◆ Excerpts from a figure dataset
-- START --

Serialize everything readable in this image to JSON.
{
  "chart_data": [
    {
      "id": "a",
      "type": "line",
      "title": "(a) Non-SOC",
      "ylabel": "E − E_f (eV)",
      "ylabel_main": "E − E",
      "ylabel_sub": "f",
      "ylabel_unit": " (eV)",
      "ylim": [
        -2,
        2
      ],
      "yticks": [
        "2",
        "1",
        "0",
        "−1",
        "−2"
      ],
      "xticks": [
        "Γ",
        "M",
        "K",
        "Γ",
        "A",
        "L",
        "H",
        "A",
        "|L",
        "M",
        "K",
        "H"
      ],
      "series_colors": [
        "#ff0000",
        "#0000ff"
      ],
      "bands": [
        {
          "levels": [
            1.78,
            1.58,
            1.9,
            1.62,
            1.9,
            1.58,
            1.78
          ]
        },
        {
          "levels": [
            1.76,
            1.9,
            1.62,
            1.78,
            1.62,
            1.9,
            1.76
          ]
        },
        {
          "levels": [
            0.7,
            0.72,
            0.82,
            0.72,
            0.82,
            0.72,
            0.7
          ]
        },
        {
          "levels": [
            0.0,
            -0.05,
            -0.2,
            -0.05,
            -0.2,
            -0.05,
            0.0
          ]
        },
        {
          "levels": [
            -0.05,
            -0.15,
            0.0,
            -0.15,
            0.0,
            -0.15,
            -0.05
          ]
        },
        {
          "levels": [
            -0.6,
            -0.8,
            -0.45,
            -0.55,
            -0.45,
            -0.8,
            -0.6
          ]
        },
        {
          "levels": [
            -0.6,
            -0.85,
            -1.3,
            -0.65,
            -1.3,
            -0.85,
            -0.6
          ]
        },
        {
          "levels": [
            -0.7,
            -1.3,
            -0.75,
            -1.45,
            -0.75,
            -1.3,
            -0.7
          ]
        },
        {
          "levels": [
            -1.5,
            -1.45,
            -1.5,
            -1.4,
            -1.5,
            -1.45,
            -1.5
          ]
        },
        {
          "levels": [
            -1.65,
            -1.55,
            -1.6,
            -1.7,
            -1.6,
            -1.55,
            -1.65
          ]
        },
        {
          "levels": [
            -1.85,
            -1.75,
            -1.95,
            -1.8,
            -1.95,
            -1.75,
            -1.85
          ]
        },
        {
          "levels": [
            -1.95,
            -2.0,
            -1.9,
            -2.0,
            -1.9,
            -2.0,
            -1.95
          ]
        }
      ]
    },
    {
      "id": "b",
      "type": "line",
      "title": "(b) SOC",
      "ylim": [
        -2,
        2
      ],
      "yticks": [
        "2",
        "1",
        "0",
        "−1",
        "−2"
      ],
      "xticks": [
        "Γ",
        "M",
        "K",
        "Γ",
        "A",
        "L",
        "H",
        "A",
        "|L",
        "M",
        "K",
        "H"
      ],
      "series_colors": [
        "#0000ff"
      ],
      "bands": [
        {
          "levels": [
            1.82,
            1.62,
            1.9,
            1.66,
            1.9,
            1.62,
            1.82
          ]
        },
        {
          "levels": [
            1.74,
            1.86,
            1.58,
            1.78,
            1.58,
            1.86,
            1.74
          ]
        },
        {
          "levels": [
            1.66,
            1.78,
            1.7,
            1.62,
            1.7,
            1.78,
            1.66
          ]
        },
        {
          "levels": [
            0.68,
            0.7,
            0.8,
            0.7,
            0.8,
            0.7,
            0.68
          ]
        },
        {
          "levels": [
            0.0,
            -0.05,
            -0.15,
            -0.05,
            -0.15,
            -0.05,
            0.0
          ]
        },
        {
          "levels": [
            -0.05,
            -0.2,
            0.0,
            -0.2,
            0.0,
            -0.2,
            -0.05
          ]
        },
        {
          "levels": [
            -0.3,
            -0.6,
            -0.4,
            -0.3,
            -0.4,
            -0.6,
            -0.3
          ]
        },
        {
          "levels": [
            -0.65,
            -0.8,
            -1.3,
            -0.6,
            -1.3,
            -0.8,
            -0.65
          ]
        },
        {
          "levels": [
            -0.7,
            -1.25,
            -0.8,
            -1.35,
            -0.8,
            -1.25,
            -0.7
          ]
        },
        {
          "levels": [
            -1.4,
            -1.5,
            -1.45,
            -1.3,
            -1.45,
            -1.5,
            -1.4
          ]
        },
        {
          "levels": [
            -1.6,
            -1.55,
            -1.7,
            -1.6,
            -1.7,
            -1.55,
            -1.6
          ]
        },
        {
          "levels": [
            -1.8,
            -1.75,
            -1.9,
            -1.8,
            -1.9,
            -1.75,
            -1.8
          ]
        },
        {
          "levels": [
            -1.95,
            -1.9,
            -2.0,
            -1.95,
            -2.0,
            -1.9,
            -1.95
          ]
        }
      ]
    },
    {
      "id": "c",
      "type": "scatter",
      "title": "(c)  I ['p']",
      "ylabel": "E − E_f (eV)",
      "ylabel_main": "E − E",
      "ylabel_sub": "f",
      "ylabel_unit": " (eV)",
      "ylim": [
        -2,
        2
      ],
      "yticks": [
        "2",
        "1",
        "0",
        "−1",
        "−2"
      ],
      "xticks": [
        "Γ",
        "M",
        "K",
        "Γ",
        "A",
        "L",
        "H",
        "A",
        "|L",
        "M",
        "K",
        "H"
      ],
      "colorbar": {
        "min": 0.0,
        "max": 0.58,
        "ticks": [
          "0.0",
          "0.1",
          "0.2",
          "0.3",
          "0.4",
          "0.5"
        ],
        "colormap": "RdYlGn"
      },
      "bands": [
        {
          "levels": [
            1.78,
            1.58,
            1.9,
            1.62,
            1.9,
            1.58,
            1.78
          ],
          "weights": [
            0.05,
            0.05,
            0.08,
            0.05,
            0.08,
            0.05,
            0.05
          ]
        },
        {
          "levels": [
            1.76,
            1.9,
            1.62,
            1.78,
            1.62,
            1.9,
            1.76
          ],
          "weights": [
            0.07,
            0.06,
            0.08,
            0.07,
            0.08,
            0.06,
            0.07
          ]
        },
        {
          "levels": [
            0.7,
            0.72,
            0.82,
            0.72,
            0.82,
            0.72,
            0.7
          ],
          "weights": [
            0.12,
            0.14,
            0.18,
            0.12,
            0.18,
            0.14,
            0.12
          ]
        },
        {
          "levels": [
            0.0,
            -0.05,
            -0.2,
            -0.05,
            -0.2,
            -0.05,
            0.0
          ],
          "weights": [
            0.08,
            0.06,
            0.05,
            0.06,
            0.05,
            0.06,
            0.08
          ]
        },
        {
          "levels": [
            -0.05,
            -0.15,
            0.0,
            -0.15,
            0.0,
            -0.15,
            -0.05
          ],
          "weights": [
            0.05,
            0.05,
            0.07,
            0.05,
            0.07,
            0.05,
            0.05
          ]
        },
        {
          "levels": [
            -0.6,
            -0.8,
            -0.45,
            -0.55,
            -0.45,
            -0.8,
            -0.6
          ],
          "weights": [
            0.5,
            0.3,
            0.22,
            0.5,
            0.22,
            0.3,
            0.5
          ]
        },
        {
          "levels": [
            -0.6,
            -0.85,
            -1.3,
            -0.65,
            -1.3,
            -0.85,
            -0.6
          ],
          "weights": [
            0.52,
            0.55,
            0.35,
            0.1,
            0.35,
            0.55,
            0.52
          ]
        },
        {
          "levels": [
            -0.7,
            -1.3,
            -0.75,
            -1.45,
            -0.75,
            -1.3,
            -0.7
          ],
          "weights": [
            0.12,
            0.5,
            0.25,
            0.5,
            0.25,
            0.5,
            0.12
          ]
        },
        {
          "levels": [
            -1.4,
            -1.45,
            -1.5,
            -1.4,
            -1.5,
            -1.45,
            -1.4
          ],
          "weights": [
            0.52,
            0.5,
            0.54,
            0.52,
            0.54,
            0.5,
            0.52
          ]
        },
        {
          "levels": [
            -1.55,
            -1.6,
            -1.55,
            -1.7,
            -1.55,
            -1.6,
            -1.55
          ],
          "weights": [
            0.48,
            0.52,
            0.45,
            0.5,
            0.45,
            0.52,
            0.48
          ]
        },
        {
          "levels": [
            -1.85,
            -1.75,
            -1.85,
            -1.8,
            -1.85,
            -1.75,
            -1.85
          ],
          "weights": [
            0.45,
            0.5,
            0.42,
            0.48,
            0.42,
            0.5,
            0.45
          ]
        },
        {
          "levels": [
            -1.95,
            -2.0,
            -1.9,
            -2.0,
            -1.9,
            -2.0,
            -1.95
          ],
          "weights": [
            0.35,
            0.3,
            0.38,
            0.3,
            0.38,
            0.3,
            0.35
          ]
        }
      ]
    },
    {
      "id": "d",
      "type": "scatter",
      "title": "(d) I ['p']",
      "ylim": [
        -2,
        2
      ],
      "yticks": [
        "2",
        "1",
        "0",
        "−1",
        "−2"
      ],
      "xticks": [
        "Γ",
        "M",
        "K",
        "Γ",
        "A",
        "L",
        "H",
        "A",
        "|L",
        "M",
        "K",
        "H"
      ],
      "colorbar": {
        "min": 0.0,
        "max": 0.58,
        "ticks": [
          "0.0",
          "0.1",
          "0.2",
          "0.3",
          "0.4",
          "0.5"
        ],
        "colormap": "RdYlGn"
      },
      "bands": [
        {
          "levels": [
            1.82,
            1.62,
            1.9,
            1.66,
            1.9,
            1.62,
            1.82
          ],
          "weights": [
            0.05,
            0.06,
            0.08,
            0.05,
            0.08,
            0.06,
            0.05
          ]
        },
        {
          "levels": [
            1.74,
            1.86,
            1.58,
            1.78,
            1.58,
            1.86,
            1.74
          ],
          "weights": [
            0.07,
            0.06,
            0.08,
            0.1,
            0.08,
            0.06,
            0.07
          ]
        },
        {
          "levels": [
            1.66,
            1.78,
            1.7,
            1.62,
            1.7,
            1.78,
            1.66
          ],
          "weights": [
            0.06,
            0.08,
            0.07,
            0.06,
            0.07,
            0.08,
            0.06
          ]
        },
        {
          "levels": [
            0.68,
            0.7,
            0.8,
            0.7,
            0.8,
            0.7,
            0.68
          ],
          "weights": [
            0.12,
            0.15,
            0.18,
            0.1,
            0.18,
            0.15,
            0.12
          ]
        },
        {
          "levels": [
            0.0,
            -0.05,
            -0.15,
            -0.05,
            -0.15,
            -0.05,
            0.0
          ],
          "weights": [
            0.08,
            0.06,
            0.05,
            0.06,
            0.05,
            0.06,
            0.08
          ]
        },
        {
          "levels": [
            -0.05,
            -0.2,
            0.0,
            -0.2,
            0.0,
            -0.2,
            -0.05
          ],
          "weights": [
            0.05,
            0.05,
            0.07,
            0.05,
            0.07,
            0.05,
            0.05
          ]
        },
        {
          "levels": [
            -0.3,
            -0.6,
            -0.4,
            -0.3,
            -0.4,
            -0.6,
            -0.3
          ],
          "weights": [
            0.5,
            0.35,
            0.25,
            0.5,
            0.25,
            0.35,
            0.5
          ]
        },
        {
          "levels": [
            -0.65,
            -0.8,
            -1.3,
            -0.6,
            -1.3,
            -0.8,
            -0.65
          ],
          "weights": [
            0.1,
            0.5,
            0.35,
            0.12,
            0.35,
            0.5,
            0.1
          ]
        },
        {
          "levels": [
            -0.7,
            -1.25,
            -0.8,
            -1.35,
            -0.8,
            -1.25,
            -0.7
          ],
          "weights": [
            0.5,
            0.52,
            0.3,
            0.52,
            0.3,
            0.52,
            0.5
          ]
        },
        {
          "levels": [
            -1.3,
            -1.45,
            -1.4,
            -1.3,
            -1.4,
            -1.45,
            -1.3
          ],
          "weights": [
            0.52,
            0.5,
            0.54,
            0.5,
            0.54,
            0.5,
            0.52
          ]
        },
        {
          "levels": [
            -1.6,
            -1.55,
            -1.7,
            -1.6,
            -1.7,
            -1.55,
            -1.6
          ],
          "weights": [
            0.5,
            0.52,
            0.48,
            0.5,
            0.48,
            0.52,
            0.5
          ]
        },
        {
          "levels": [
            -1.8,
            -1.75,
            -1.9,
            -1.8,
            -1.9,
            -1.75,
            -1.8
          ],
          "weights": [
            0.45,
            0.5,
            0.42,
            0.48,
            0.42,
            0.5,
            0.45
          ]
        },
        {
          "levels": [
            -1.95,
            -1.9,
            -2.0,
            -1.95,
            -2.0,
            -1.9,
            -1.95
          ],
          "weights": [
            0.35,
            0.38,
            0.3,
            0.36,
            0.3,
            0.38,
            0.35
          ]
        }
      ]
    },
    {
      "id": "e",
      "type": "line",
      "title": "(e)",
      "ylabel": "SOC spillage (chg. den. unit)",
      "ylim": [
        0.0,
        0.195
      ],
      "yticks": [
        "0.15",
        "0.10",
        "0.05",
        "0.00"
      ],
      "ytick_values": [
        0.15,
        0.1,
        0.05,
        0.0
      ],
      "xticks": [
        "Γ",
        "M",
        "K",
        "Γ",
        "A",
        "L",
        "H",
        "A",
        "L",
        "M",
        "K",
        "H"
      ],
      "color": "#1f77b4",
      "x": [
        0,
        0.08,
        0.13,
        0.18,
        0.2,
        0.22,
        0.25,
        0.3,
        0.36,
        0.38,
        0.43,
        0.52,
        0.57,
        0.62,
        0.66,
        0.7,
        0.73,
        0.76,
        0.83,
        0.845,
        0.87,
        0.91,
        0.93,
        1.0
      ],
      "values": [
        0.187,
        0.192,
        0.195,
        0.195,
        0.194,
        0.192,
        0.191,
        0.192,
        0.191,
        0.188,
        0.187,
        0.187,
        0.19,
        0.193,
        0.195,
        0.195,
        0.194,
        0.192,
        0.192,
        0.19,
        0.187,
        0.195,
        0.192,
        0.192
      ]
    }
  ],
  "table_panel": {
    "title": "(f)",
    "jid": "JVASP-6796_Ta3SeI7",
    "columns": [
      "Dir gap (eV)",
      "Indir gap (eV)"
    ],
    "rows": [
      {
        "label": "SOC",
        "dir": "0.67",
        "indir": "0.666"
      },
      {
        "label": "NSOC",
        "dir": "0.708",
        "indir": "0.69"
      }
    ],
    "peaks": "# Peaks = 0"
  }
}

-- END --

◆ Work instructions
Reply with one number: the count of lines in the entries that include the word "title".

◆ Solved problem
6